[begin DATASET RECORDS]

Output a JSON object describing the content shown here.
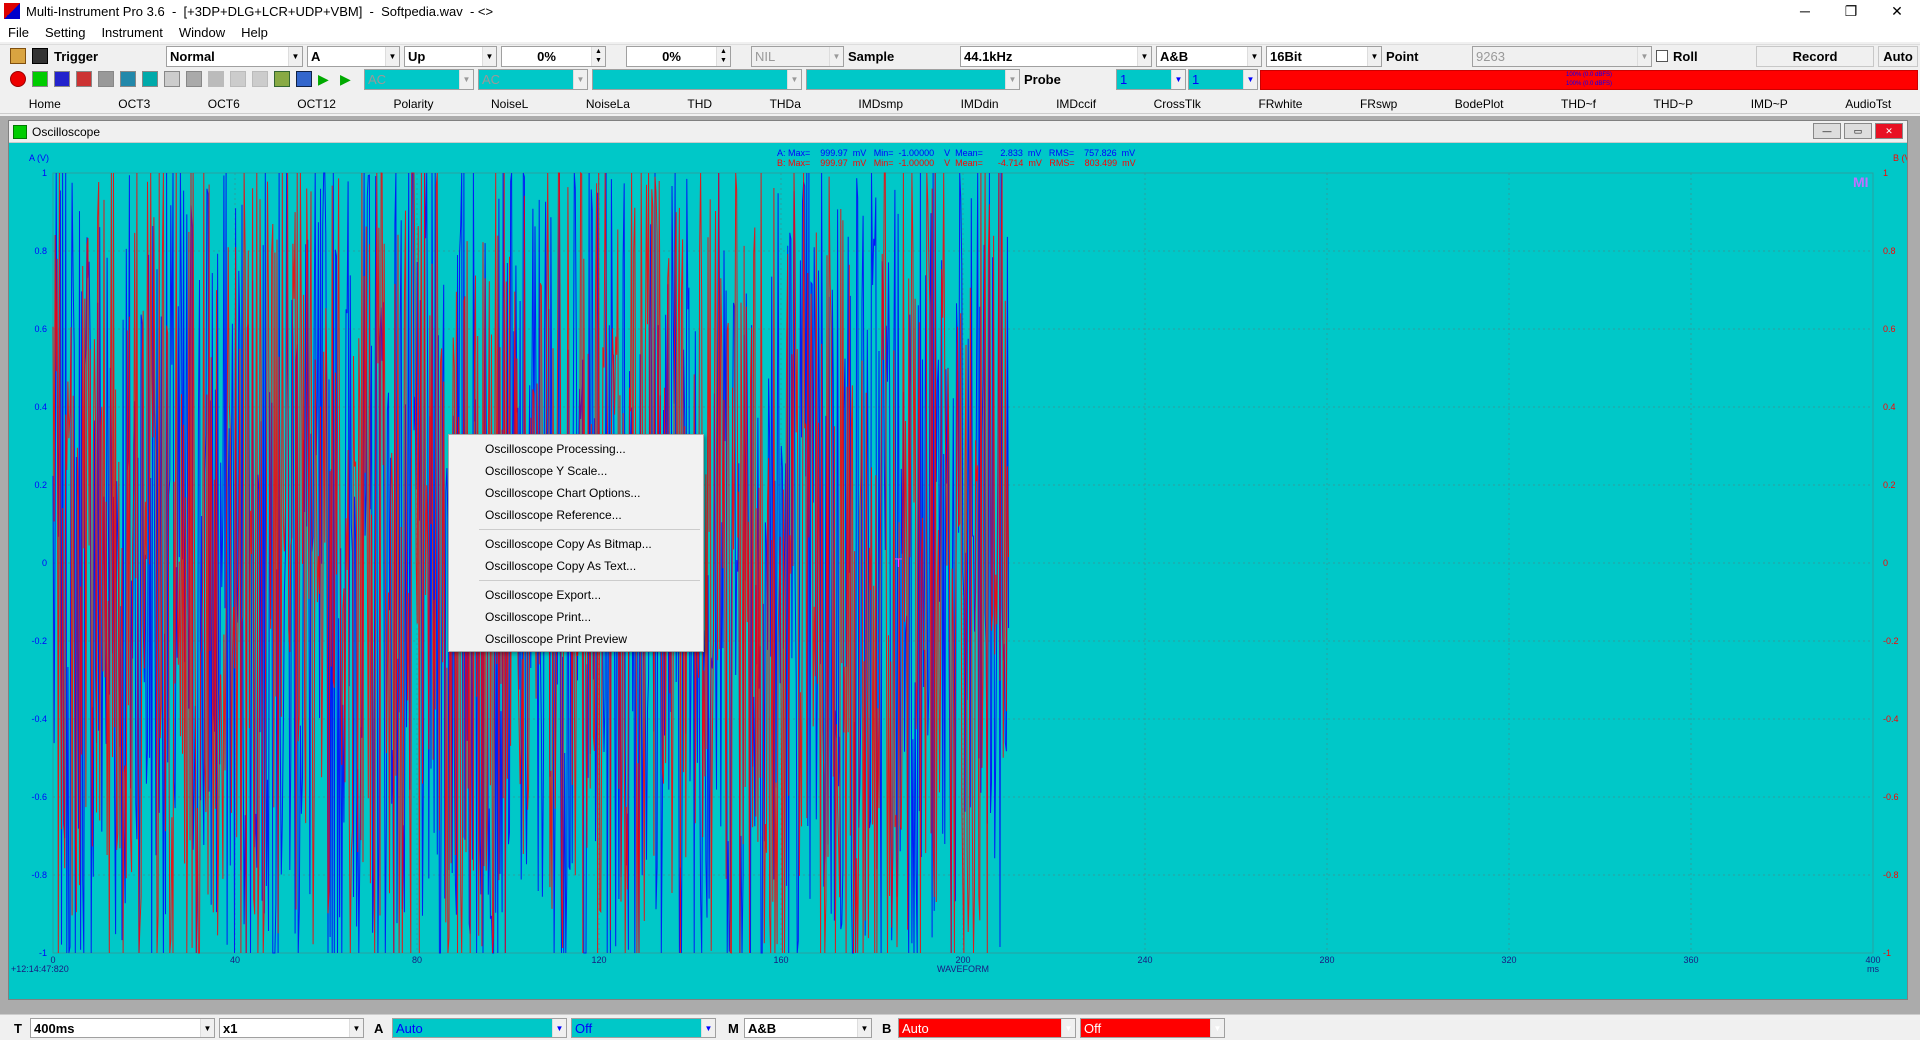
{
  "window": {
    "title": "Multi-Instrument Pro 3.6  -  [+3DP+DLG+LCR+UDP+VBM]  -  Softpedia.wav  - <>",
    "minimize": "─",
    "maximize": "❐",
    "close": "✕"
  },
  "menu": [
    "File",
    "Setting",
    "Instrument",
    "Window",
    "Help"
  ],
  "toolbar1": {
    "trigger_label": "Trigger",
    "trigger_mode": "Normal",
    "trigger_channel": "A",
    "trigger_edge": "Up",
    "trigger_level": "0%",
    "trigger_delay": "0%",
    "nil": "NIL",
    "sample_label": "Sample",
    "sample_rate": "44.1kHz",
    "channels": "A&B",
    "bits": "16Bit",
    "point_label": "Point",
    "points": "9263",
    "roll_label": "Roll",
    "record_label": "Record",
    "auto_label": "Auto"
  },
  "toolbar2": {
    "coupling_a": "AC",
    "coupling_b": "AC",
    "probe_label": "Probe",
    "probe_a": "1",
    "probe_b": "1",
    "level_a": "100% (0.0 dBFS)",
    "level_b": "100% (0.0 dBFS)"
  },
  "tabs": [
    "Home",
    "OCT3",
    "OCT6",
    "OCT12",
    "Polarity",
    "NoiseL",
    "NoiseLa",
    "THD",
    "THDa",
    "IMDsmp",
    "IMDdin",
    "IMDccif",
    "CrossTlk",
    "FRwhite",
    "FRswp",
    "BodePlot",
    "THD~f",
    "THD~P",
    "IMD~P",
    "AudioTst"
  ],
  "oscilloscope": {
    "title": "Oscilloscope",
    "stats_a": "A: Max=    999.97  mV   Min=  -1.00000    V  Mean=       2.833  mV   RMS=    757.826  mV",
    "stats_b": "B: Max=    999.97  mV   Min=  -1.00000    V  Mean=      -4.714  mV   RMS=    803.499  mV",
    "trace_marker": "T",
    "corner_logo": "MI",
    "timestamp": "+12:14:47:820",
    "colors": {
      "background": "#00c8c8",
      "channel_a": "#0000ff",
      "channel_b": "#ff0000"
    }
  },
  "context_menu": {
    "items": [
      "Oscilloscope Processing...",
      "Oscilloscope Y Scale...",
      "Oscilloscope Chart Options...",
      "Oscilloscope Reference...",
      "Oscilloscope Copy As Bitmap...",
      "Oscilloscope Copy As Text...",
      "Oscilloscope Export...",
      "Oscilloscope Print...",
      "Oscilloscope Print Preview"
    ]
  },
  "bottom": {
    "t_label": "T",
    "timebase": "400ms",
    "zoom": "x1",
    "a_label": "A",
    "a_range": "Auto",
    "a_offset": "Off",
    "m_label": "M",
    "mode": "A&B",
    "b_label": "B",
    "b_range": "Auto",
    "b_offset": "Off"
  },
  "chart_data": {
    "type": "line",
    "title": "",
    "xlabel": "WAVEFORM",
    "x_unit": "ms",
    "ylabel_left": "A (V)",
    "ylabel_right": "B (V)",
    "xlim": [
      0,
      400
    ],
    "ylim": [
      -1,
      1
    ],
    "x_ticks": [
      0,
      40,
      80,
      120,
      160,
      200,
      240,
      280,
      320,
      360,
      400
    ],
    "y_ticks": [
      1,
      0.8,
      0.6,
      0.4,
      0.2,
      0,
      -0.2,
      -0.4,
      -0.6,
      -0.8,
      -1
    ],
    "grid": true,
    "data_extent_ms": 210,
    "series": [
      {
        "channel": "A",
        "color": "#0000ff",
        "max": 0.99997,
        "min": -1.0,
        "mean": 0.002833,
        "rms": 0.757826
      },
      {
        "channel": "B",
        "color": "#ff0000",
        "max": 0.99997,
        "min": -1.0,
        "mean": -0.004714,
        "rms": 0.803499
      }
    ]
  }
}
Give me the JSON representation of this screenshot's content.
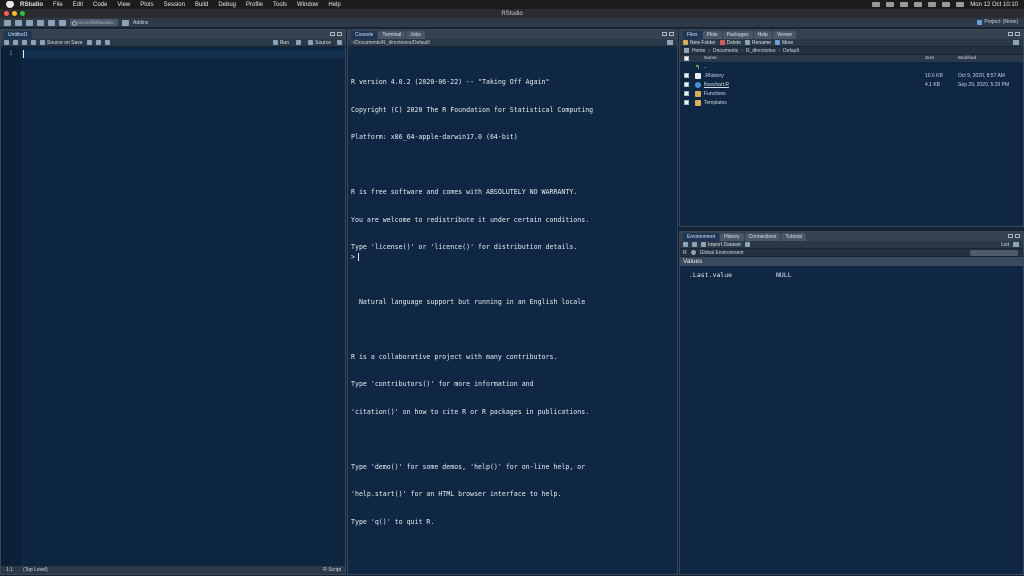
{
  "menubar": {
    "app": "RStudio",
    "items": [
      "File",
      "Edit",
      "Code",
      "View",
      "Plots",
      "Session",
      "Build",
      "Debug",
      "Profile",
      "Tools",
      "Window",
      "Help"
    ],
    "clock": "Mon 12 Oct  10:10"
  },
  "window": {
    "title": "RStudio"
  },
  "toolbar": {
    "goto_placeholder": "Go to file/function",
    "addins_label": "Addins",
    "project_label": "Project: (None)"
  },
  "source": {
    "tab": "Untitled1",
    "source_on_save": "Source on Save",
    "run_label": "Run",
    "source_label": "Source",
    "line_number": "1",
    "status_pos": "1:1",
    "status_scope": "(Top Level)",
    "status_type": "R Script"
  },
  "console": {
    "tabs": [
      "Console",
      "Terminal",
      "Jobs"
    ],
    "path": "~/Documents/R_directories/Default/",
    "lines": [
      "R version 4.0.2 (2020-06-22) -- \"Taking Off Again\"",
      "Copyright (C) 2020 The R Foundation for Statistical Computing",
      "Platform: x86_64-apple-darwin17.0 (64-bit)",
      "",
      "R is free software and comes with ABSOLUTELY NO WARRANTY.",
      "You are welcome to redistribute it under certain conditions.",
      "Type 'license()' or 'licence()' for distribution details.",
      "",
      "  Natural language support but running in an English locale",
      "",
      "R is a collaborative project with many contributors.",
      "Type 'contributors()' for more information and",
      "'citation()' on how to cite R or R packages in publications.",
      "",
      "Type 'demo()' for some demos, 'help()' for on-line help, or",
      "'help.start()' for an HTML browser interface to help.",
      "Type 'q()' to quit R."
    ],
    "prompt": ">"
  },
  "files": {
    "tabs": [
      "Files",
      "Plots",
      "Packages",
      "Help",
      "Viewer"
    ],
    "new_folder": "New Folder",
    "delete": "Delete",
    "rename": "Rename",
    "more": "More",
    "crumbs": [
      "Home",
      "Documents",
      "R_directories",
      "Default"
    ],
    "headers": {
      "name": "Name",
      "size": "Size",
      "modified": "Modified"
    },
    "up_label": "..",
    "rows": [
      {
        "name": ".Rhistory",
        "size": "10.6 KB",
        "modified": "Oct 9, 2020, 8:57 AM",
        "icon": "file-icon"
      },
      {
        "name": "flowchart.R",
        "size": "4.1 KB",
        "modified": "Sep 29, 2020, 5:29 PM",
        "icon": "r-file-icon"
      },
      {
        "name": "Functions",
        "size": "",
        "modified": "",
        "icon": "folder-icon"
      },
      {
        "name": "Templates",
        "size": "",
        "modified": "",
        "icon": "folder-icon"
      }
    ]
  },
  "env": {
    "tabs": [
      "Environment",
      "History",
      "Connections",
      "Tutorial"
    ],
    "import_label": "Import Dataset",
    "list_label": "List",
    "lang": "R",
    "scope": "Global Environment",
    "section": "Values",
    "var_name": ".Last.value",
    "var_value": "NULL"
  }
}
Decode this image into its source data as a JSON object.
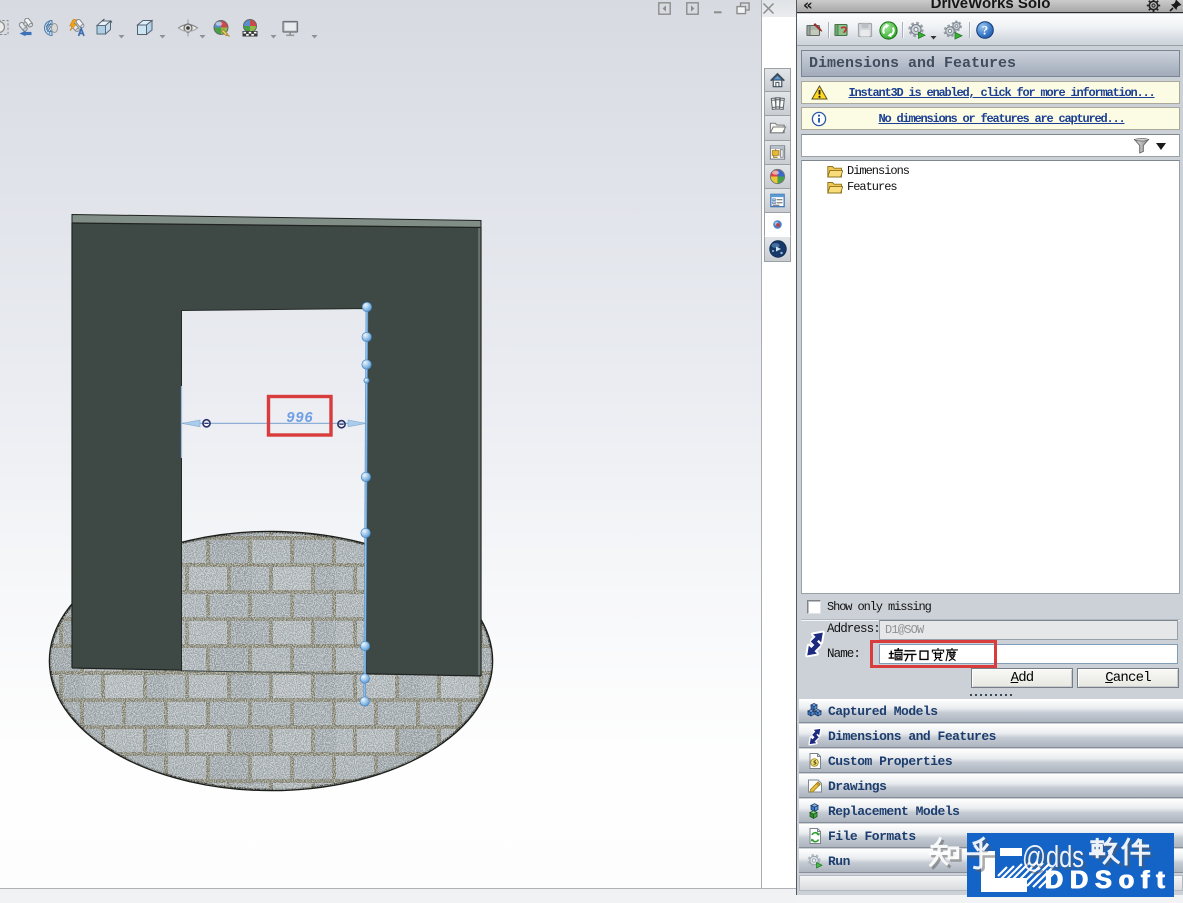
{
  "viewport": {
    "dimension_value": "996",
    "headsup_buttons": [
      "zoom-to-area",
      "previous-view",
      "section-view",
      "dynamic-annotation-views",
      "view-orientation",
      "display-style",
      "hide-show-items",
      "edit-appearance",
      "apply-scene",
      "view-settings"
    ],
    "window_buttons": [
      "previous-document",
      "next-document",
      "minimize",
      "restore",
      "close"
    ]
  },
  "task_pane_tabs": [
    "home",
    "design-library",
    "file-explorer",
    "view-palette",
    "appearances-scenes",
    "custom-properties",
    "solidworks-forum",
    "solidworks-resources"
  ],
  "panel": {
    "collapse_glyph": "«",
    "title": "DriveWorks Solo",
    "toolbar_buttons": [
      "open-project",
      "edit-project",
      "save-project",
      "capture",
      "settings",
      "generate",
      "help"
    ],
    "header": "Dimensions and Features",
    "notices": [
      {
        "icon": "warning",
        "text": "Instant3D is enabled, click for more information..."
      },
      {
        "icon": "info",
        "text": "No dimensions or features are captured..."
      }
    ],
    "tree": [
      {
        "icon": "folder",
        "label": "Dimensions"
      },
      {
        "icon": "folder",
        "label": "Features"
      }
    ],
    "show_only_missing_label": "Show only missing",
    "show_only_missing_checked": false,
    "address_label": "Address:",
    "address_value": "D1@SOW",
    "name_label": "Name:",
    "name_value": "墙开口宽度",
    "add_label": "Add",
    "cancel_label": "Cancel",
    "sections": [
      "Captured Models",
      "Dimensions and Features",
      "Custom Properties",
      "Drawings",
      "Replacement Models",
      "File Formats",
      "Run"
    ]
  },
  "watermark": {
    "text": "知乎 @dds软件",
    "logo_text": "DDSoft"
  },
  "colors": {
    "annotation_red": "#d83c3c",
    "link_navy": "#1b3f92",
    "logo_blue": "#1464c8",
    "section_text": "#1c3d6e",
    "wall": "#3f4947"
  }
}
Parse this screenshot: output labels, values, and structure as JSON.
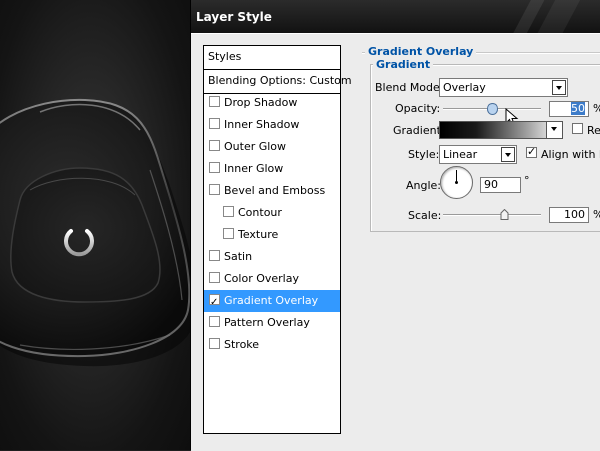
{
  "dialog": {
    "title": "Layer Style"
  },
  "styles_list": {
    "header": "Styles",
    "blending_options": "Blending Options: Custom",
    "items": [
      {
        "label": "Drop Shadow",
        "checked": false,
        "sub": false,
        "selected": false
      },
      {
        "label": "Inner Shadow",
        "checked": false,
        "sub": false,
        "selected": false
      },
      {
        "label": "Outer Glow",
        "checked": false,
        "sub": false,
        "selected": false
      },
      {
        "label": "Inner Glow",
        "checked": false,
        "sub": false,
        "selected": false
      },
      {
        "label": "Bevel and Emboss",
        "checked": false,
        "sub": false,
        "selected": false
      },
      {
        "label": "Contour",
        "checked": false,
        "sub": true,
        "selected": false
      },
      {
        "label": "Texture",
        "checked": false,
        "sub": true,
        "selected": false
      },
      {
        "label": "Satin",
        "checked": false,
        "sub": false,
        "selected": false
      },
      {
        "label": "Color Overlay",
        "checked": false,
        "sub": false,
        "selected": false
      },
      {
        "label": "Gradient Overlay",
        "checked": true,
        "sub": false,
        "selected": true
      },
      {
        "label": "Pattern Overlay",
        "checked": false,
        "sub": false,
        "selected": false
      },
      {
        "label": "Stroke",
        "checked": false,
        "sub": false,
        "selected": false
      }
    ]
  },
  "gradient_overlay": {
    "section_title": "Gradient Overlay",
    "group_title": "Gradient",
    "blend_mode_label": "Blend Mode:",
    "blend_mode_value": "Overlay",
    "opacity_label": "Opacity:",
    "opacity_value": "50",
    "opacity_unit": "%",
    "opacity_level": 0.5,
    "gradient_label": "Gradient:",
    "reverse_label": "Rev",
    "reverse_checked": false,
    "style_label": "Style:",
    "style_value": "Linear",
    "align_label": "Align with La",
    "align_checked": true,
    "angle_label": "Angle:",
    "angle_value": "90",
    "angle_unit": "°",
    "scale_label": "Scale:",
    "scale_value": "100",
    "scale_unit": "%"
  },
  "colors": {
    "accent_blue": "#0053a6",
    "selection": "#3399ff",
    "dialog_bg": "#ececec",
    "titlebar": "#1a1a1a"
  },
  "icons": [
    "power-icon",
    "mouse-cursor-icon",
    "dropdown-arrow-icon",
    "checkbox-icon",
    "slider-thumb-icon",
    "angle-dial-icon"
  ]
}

[end DATASET RECORDS]

_EXERCISE_
Look through the lines above and collect those with the word "Shadow".

_SOLUTION_
        "label": "Drop Shadow",
        "label": "Inner Shadow",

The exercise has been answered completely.